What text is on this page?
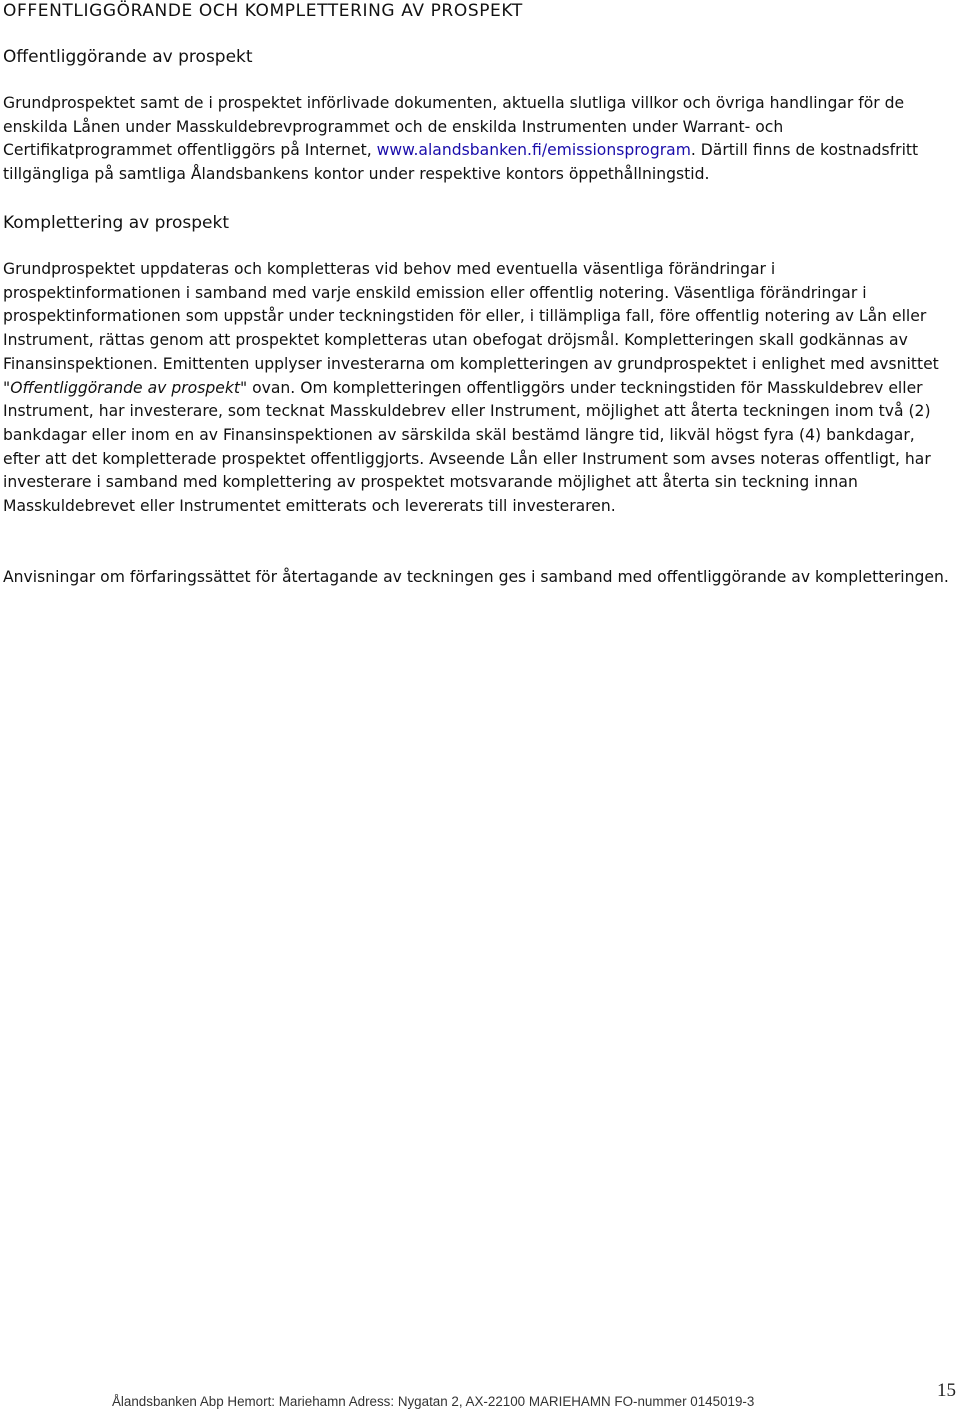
OFFENTLIGGÖRANDE OCH KOMPLETTERING AV PROSPEKT
Offentliggörande av prospekt

Grundprospektet samt de i prospektet införlivade dokumenten, aktuella slutliga villkor och övriga handlingar för de enskilda Lånen under Masskuldebrevprogrammet och de enskilda Instrumenten under Warrant- och Certifikatprogrammet offentliggörs på Internet, www.alandsbanken.fi/emissionsprogram. Därtill finns de kostnadsfritt tillgängliga på samtliga Ålandsbankens kontor under respektive kontors öppethållningstid.

Komplettering av prospekt

Grundprospektet uppdateras och kompletteras vid behov med eventuella väsentliga förändringar i prospektinformationen i samband med varje enskild emission eller offentlig notering. Väsentliga förändringar i prospektinformationen som uppstår under teckningstiden för eller, i tillämpliga fall, före offentlig notering av Lån eller Instrument, rättas genom att prospektet kompletteras utan obefogat dröjsmål. Kompletteringen skall godkännas av Finansinspektionen. Emittenten upplyser investerarna om kompletteringen av grundprospektet i enlighet med avsnittet "Offentliggörande av prospekt" ovan. Om kompletteringen offentliggörs under teckningstiden för Masskuldebrev eller Instrument, har investerare, som tecknat Masskuldebrev eller Instrument, möjlighet att återta teckningen inom två (2) bankdagar eller inom en av Finansinspektionen av särskilda skäl bestämd längre tid, likväl högst fyra (4) bankdagar, efter att det kompletterade prospektet offentliggjorts. Avseende Lån eller Instrument som avses noteras offentligt, har investerare i samband med komplettering av prospektet motsvarande möjlighet att återta sin teckning innan Masskuldebrevet eller Instrumentet emitterats och levererats till investeraren.

Anvisningar om förfaringssättet för återtagande av teckningen ges i samband med offentliggörande av kompletteringen.

Ålandsbanken Abp Hemort: Mariehamn Adress: Nygatan 2, AX-22100 MARIEHAMN FO-nummer 0145019-3
15
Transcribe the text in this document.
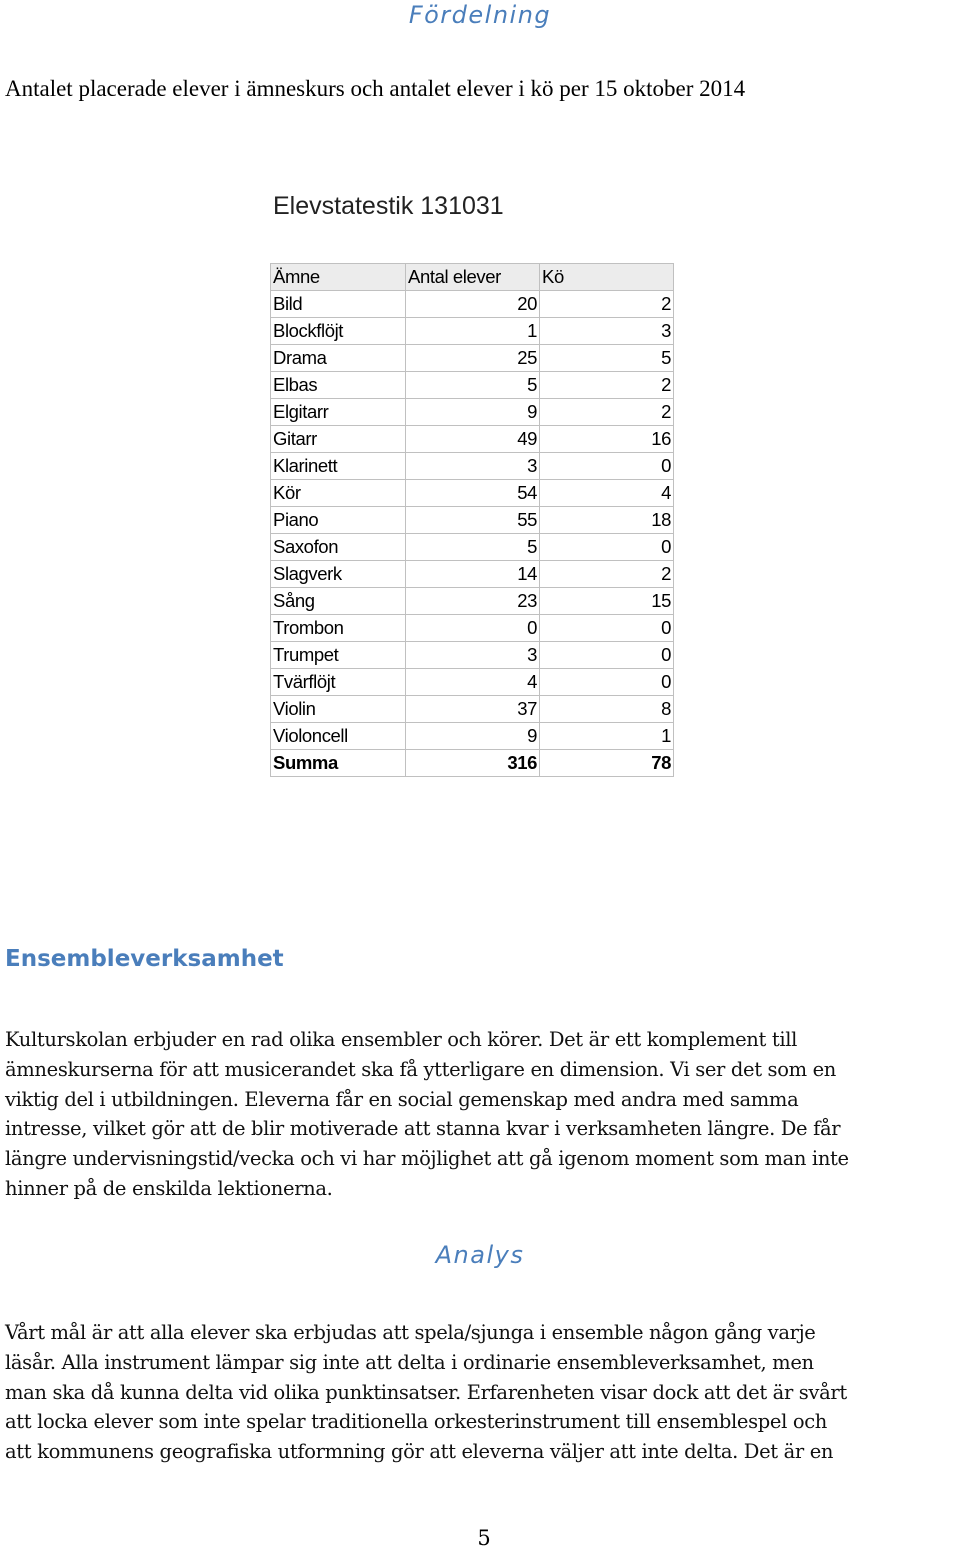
Fördelning
Antalet placerade elever i ämneskurs och antalet elever i kö per 15 oktober 2014
Elevstatestik 131031
Ämne	Antal elever	Kö
Bild	20	2
Blockflöjt	1	3
Drama	25	5
Elbas	5	2
Elgitarr	9	2
Gitarr	49	16
Klarinett	3	0
Kör	54	4
Piano	55	18
Saxofon	5	0
Slagverk	14	2
Sång	23	15
Trombon	0	0
Trumpet	3	0
Tvärflöjt	4	0
Violin	37	8
Violoncell	9	1
Summa	316	78
Ensembleverksamhet
Kulturskolan erbjuder en rad olika ensembler och körer. Det är ett komplement till
ämneskurserna för att musicerandet ska få ytterligare en dimension. Vi ser det som en
viktig del i utbildningen. Eleverna får en social gemenskap med andra med samma
intresse, vilket gör att de blir motiverade att stanna kvar i verksamheten längre. De får
längre undervisningstid/vecka och vi har möjlighet att gå igenom moment som man inte
hinner på de enskilda lektionerna.
Analys
Vårt mål är att alla elever ska erbjudas att spela/sjunga i ensemble någon gång varje
läsår. Alla instrument lämpar sig inte att delta i ordinarie ensembleverksamhet, men
man ska då kunna delta vid olika punktinsatser. Erfarenheten visar dock att det är svårt
att locka elever som inte spelar traditionella orkesterinstrument till ensemblespel och
att kommunens geografiska utformning gör att eleverna väljer att inte delta. Det är en
5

#####

§ **PROBLEM TO SOLVE**: Where a record above contains a picture, leave the picture out and transcribe everything else exactly.

§ **REPLY**:
What text is on this page?
OFFENTLIGGÖRANDE OCH KOMPLETTERING AV PROSPEKT
Offentliggörande av prospekt

Grundprospektet samt de i prospektet införlivade dokumenten, aktuella slutliga villkor och övriga handlingar för de enskilda Lånen under Masskuldebrevprogrammet och de enskilda Instrumenten under Warrant- och Certifikatprogrammet offentliggörs på Internet, www.alandsbanken.fi/emissionsprogram. Därtill finns de kostnadsfritt tillgängliga på samtliga Ålandsbankens kontor under respektive kontors öppethållningstid.

Komplettering av prospekt

Grundprospektet uppdateras och kompletteras vid behov med eventuella väsentliga förändringar i prospektinformationen i samband med varje enskild emission eller offentlig notering. Väsentliga förändringar i prospektinformationen som uppstår under teckningstiden för eller, i tillämpliga fall, före offentlig notering av Lån eller Instrument, rättas genom att prospektet kompletteras utan obefogat dröjsmål. Kompletteringen skall godkännas av Finansinspektionen. Emittenten upplyser investerarna om kompletteringen av grundprospektet i enlighet med avsnittet "Offentliggörande av prospekt" ovan. Om kompletteringen offentliggörs under teckningstiden för Masskuldebrev eller Instrument, har investerare, som tecknat Masskuldebrev eller Instrument, möjlighet att återta teckningen inom två (2) bankdagar eller inom en av Finansinspektionen av särskilda skäl bestämd längre tid, likväl högst fyra (4) bankdagar, efter att det kompletterade prospektet offentliggjorts. Avseende Lån eller Instrument som avses noteras offentligt, har investerare i samband med komplettering av prospektet motsvarande möjlighet att återta sin teckning innan Masskuldebrevet eller Instrumentet emitterats och levererats till investeraren.

Anvisningar om förfaringssättet för återtagande av teckningen ges i samband med offentliggörande av kompletteringen.

Ålandsbanken Abp Hemort: Mariehamn Adress: Nygatan 2, AX-22100 MARIEHAMN FO-nummer 0145019-3
15
Transcribe the text in this document.
Fördelning
Antalet placerade elever i ämneskurs och antalet elever i kö per 15 oktober 2014
Elevstatestik 131031
Ämne	Antal elever	Kö
Bild	20	2
Blockflöjt	1	3
Drama	25	5
Elbas	5	2
Elgitarr	9	2
Gitarr	49	16
Klarinett	3	0
Kör	54	4
Piano	55	18
Saxofon	5	0
Slagverk	14	2
Sång	23	15
Trombon	0	0
Trumpet	3	0
Tvärflöjt	4	0
Violin	37	8
Violoncell	9	1
Summa	316	78
Ensembleverksamhet
Kulturskolan erbjuder en rad olika ensembler och körer. Det är ett komplement till
ämneskurserna för att musicerandet ska få ytterligare en dimension. Vi ser det som en
viktig del i utbildningen. Eleverna får en social gemenskap med andra med samma
intresse, vilket gör att de blir motiverade att stanna kvar i verksamheten längre. De får
längre undervisningstid/vecka och vi har möjlighet att gå igenom moment som man inte
hinner på de enskilda lektionerna.
Analys
Vårt mål är att alla elever ska erbjudas att spela/sjunga i ensemble någon gång varje
läsår. Alla instrument lämpar sig inte att delta i ordinarie ensembleverksamhet, men
man ska då kunna delta vid olika punktinsatser. Erfarenheten visar dock att det är svårt
att locka elever som inte spelar traditionella orkesterinstrument till ensemblespel och
att kommunens geografiska utformning gör att eleverna väljer att inte delta. Det är en
5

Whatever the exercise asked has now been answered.